EXERCISE BRIEF. Locate the word "humidity" in the material, then show every line that holds it.

(Collection entries)
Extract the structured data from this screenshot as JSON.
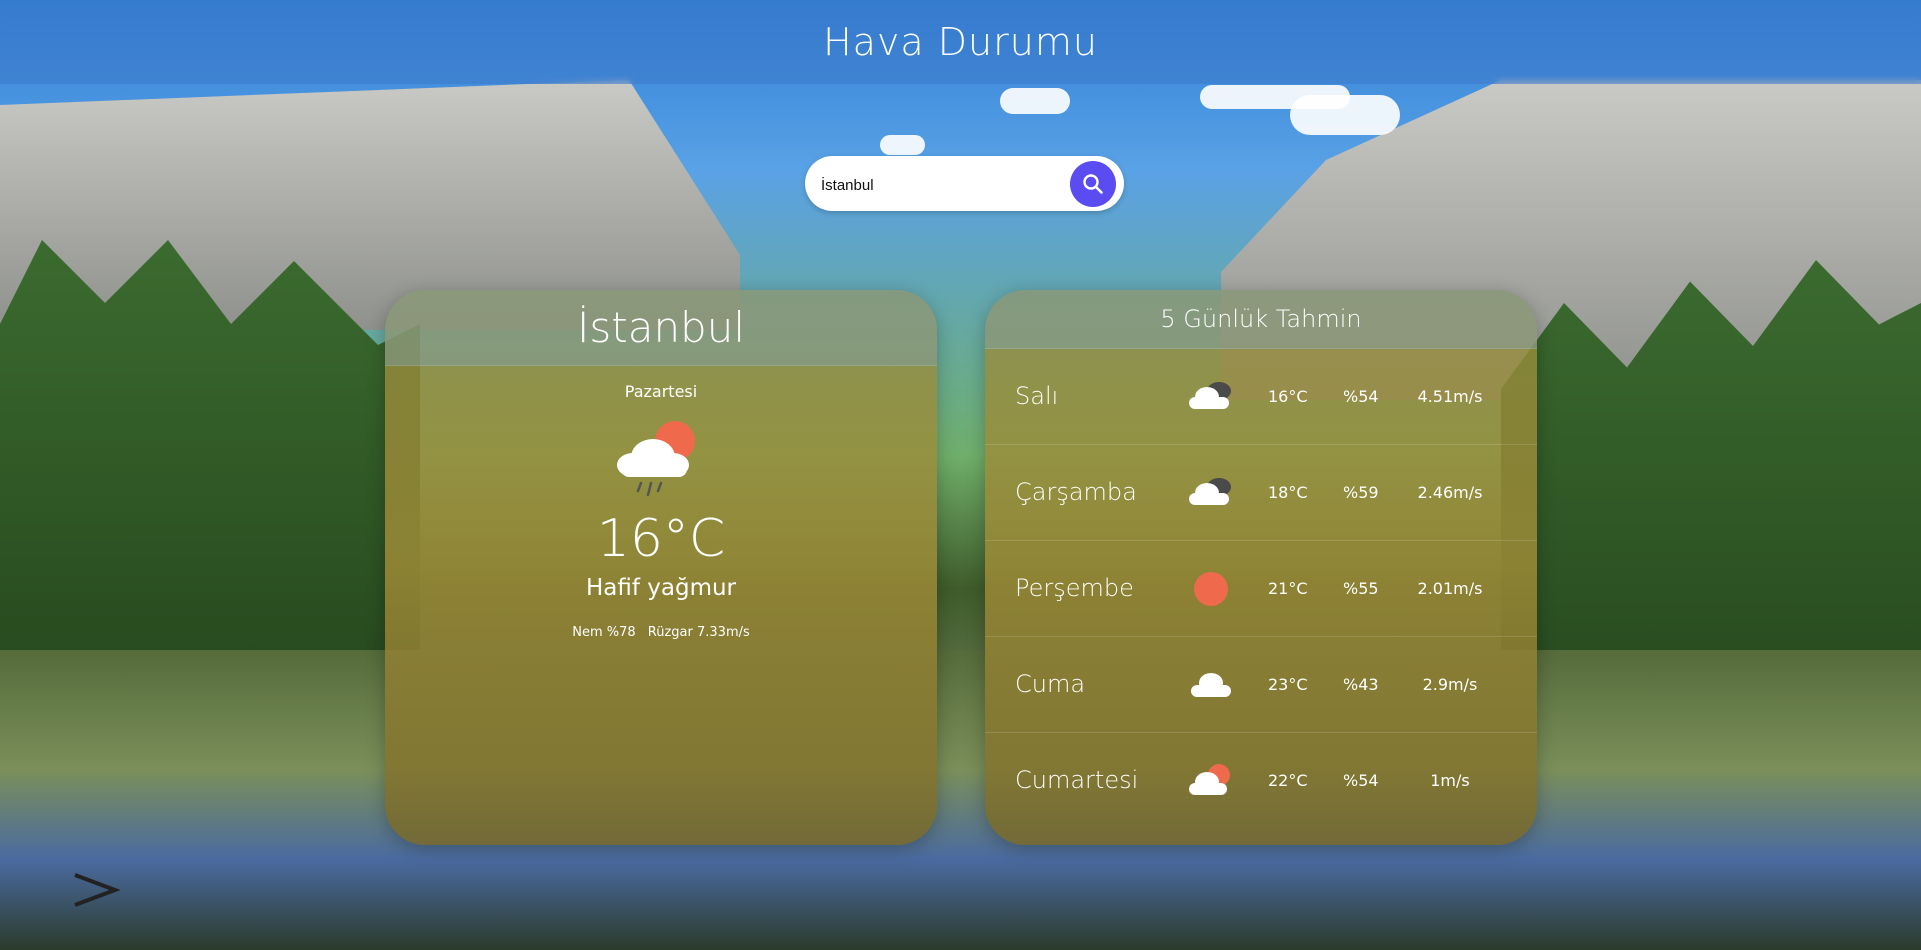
{
  "header": {
    "title": "Hava Durumu"
  },
  "search": {
    "value": "İstanbul",
    "icon": "search-icon",
    "button_color": "#5a4cf0"
  },
  "current": {
    "city": "İstanbul",
    "day": "Pazartesi",
    "icon": "cloud-rain-sun-icon",
    "temperature": "16°C",
    "description": "Hafif yağmur",
    "humidity": "Nem %78",
    "wind": "Rüzgar 7.33m/s"
  },
  "forecast": {
    "title": "5 Günlük Tahmin",
    "days": [
      {
        "day": "Salı",
        "icon": "cloudy-dark-icon",
        "temp": "16°C",
        "humidity": "%54",
        "wind": "4.51m/s"
      },
      {
        "day": "Çarşamba",
        "icon": "cloudy-dark-icon",
        "temp": "18°C",
        "humidity": "%59",
        "wind": "2.46m/s"
      },
      {
        "day": "Perşembe",
        "icon": "sun-icon",
        "temp": "21°C",
        "humidity": "%55",
        "wind": "2.01m/s"
      },
      {
        "day": "Cuma",
        "icon": "cloud-icon",
        "temp": "23°C",
        "humidity": "%43",
        "wind": "2.9m/s"
      },
      {
        "day": "Cumartesi",
        "icon": "sun-cloud-icon",
        "temp": "22°C",
        "humidity": "%54",
        "wind": "1m/s"
      }
    ]
  },
  "colors": {
    "sun": "#ef6a4c",
    "cloud": "#ffffff",
    "dark_cloud": "#4a4a4a"
  }
}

RIGHT ANSWER.
    "humidity": "Nem %78",
        "humidity": "%54",
        "humidity": "%59",
        "humidity": "%55",
        "humidity": "%43",
        "humidity": "%54",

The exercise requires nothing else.